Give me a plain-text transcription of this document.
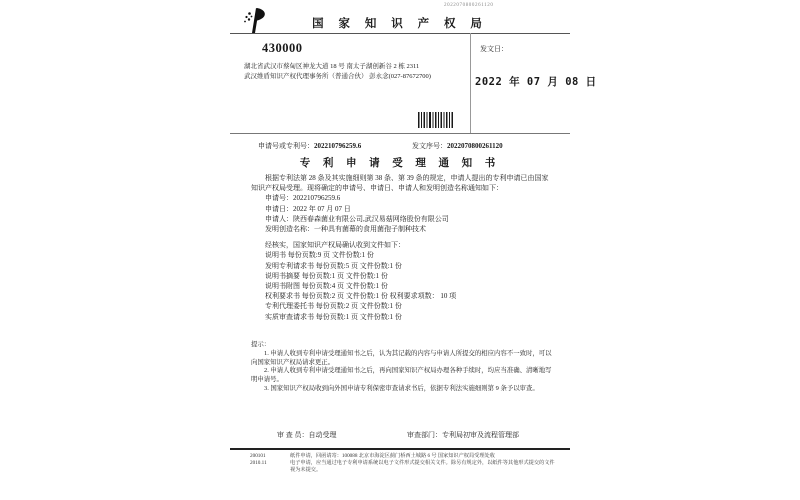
2022070800261120
国 家 知 识 产 权 局
430000
湖北省武汉市蔡甸区神龙大道 18 号 南太子湖创新谷 2 栋 2311
武汉维盾知识产权代理事务所（普通合伙） 彭永念(027-87672700)
发文日：
2022 年 07 月 08 日
申请号或专利号：202210796259.6	发文序号：2022070800261120
专 利 申 请 受 理 通 知 书

根据专利法第 28 条及其实施细则第 38 条、第 39 条的规定，申请人提出的专利申请已由国家知识产权局受理。现将确定的申请号、申请日、申请人和发明创造名称通知如下：

申请号：202210796259.6

申请日：2022 年 07 月 07 日

申请人：陕西春森菌业有限公司,武汉易菇网络股份有限公司

发明创造名称：一种具有菌幕的食用菌孢子制种技术

经核实，国家知识产权局确认收到文件如下：

说明书 每份页数:9 页 文件份数:1 份

发明专利请求书 每份页数:5 页 文件份数:1 份

说明书摘要 每份页数:1 页 文件份数:1 份

说明书附图 每份页数:4 页 文件份数:1 份

权利要求书 每份页数:2 页 文件份数:1 份 权利要求项数： 10 项

专利代理委托书 每份页数:2 页 文件份数:1 份

实质审查请求书 每份页数:1 页 文件份数:1 份

提示：
1. 申请人收到专利申请受理通知书之后，认为其记载的内容与申请人所提交的相应内容不一致时，可以向国家知识产权局请求更正。
2. 申请人收到专利申请受理通知书之后，再向国家知识产权局办理各种手续时，均应当准确、清晰地写明申请号。
3. 国家知识产权局收到向外国申请专利保密审查请求书后，依据专利法实施细则第 9 条予以审查。
审 查 员：自动受理	审查部门：专利局初审及流程管理部
200101
2010.11
纸件申请，回函请寄：100088 北京市海淀区蓟门桥西土城路 6 号 国家知识产权局受理处收
电子申请，应当通过电子专利申请系统以电子文件形式提交相关文件。除另有规定外，以纸件等其他形式提交的文件视为未提交。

## INSTRUCTIONS FOR THE TASK:
Retype the data above exactly; pictures are not part of the copy.

## WORKED ANSWER:
Give me a plain-text transcription of this document.
2022070800261120
国 家 知 识 产 权 局
430000
湖北省武汉市蔡甸区神龙大道 18 号 南太子湖创新谷 2 栋 2311
武汉维盾知识产权代理事务所（普通合伙） 彭永念(027-87672700)
发文日：
2022 年 07 月 08 日
申请号或专利号：202210796259.6	发文序号：2022070800261120
专 利 申 请 受 理 通 知 书

根据专利法第 28 条及其实施细则第 38 条、第 39 条的规定，申请人提出的专利申请已由国家知识产权局受理。现将确定的申请号、申请日、申请人和发明创造名称通知如下：

申请号：202210796259.6

申请日：2022 年 07 月 07 日

申请人：陕西春森菌业有限公司,武汉易菇网络股份有限公司

发明创造名称：一种具有菌幕的食用菌孢子制种技术

经核实，国家知识产权局确认收到文件如下：

说明书 每份页数:9 页 文件份数:1 份

发明专利请求书 每份页数:5 页 文件份数:1 份

说明书摘要 每份页数:1 页 文件份数:1 份

说明书附图 每份页数:4 页 文件份数:1 份

权利要求书 每份页数:2 页 文件份数:1 份 权利要求项数： 10 项

专利代理委托书 每份页数:2 页 文件份数:1 份

实质审查请求书 每份页数:1 页 文件份数:1 份

提示：
1. 申请人收到专利申请受理通知书之后，认为其记载的内容与申请人所提交的相应内容不一致时，可以向国家知识产权局请求更正。
2. 申请人收到专利申请受理通知书之后，再向国家知识产权局办理各种手续时，均应当准确、清晰地写明申请号。
3. 国家知识产权局收到向外国申请专利保密审查请求书后，依据专利法实施细则第 9 条予以审查。
审 查 员：自动受理	审查部门：专利局初审及流程管理部
200101
2010.11
纸件申请，回函请寄：100088 北京市海淀区蓟门桥西土城路 6 号 国家知识产权局受理处收
电子申请，应当通过电子专利申请系统以电子文件形式提交相关文件。除另有规定外，以纸件等其他形式提交的文件视为未提交。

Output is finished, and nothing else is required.